==== TEXT
Use the following R code to load the alarm dataset:

library (bnlearn) # load the data. data(alarm) summary(alarm)

The true network structure of this dataset can be viewed (plot) using the following R code.

Use R programming, as appropriate, to answers the following questions.

4.1) Use the alarm dataset to learn Bayesian network structures using hill-climbing (hc) algorithm, utilizing two different scoring methods, namely Bayesian Information Criterion score (BIC score) and the Bayesian Dirichlet equivalent score (Bde score), for each of the following sample sizes of the data:

a) 100 (first 100 data)

b) 1000 (first 1000 data)

c) 15000 (first 15000 data) For each of the above cases,

· provide the scores obtained for BIC and BDe,

· Plot the network structure obtained for the BIC and BDe scores.

4.2) Based on the results obtained for the above question (Q 4.1), discuss how the BIC score compare with BDe score for different sample sizes in terms of structure and score of the learned network.

4.3)

a) Find the Bayesian network structures utilising the full dataset, and using both BIC and Bde scores. Show the scores and the obtained networks.

b) Compare the networks obtained above (in Q4.3.a) for each BIC and Bde scoring methods with the true network structure and comment. Use the “compare()” function and “graphviz.compare()” function available in the “bnlearn” R package to perform these comparisons and comment.

c) Fit the data to the network obtained using the BIC score in the above question (Q4.3.a) in order to compute the conditional probability distribution table entries (CPD table values). Show the obtained CPD table entries for the variable “ECO2”.

d) Use the above learned network obtained (in Q4.3.c) to find the probability of :

P(BP="HIGH" | STKV ="LOW", HR ="NORMAL", SAO2="NORMAL").

[Marks (3*4) + 3 + (4+3+2+2) = 26]

Q5) Research based questions (Practical applications in real world – Bayesian network) [38 Marks]

This is a HD (High Distinction) level question. Those students who target HD grade should answer this question (including answering all the above questions). For others, this question is an option. This question aims to demonstrate your expertise in the subject area and the ability to do your own research in the related area.
========
==== SUPPLIED DATA
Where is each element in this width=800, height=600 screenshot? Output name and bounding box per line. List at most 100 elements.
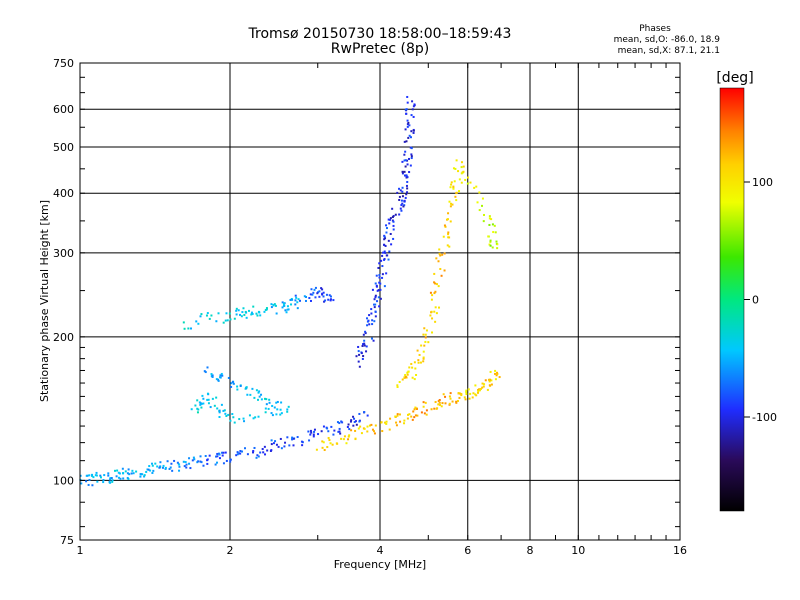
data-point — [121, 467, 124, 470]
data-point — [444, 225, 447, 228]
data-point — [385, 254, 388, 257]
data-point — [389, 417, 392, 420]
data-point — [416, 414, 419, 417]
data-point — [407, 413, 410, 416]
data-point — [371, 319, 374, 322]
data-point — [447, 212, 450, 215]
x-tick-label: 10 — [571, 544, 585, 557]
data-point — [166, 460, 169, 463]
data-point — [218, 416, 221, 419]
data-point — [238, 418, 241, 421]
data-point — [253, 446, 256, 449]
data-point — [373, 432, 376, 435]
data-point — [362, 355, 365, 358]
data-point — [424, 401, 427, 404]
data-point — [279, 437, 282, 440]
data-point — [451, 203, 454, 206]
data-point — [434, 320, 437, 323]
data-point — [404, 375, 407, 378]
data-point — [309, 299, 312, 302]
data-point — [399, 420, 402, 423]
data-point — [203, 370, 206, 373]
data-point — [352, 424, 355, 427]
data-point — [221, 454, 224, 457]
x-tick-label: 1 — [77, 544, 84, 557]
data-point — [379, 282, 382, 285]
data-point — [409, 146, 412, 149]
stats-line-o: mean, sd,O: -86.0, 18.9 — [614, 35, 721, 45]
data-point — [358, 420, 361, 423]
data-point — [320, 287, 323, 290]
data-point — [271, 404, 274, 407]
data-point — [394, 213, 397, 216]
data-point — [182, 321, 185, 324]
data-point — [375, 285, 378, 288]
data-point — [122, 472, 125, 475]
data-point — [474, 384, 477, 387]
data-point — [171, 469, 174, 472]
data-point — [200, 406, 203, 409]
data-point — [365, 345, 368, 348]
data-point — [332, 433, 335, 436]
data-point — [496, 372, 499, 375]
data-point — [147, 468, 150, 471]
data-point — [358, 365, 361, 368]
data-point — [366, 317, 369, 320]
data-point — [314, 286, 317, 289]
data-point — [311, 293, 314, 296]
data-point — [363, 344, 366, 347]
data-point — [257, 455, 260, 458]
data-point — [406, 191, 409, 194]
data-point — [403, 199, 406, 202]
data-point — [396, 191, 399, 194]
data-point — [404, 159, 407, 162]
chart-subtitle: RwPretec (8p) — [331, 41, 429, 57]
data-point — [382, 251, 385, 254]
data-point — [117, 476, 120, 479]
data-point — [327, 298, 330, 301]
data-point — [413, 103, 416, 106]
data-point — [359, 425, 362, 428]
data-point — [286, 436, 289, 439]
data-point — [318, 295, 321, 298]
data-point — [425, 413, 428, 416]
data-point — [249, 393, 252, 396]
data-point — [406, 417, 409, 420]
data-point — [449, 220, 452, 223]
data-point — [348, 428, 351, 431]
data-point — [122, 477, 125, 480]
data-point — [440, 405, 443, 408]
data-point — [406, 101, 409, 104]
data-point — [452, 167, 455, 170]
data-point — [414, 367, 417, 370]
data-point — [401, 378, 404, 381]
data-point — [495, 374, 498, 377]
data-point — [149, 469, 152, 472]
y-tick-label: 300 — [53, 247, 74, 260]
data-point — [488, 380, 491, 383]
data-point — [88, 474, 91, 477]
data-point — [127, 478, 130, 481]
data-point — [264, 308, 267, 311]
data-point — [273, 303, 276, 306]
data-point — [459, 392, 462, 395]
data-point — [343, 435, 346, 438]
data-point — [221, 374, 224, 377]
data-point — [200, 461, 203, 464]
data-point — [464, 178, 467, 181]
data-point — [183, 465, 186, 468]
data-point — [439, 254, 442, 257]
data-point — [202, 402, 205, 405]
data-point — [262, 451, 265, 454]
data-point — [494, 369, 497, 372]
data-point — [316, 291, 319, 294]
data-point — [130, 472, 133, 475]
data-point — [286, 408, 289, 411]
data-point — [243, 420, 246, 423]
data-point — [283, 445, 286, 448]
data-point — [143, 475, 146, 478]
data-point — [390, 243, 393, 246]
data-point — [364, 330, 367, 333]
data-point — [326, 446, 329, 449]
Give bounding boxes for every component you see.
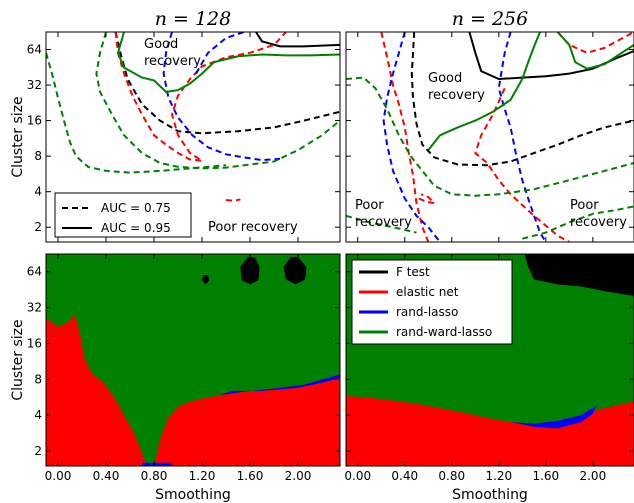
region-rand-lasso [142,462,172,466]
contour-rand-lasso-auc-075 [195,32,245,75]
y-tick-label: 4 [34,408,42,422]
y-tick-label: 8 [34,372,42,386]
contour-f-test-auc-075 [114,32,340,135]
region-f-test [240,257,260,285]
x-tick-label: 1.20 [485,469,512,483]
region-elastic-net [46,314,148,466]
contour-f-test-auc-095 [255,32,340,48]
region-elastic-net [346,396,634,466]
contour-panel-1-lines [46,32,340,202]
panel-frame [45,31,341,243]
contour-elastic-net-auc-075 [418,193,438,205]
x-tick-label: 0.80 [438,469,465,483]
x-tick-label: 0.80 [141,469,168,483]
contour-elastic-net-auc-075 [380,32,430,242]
========
EXERCISE INSTRUCTIONS.
• a. Reproduce the Bayesian network assignment word for word from "library (bnlearn) #" to "(first 1000 data)".
• b. Continue the Bayesian network assignment from its last sentence.

RESULTS OF THE TASKS.
• a.
library (bnlearn) # load the data. data(alarm) summary(alarm)

The true network structure of this dataset can be viewed (plot) using the following R code.

Use R programming, as appropriate, to answers the following questions.

4.1) Use the alarm dataset to learn Bayesian network structures using hill-climbing (hc) algorithm, utilizing two different scoring methods, namely Bayesian Information Criterion score (BIC score) and the Bayesian Dirichlet equivalent score (Bde score), for each of the following sample sizes of the data:

a) 100 (first 100 data)

b) 1000 (first 1000 data)

• b.
a) Download the following article from the link provided below. Read that article and answer the following questions. This article provides a real life case study on creating and using a Bayesian network for road accident data analysis.

Ali Karimnezhad & Fahimeh Moradi (2017), Road accident data analysis using Bayesian networks, Transportation Letters, 9:1, 12-19,

DOI: 10.1080/19427867.2015.1131960

Web: https://www.tandfonline.com/doi/full/10.1080/19427867.2015.1131960

Note that you will be able to download this paper via Deakin library using your Deakin credentials (username and password). (https://www.deakin.edu.au/library/help/add-browser-bookmarklet)

i) Describe the dataset used for their analysis. What are the variables used? Are the variables numerical or categorical or mixed? How many records of data have been used?

ii) What is the name of the algorithm used for learning the Bayesian network structure? What software tool have been used to build and visualize the Bayesian network? Provide a web link to that software.

iii) Read the section titled “Parameter learning in the road accident network” in that paper and extract the following probability values that they have computed, and mention them:

I. The probability of being injured while wearing seat belt and driving a car, knowing that the driver has a diploma degree and a type 2 driving license.

II. The probability of death while not wearing the seatbelt, knowing that the driver has a diploma degree and a type 2 driving license

III. The probability of being injured while not wearing the seatbelt, knowing that the driver has a diploma degree and a type 2 driving license

IV. The probability of death while wearing seat belt and driving a car, knowing that the driver has a diploma degree and a type 2 driving license

V. Based on the probability values obtained above, what conclusions are made?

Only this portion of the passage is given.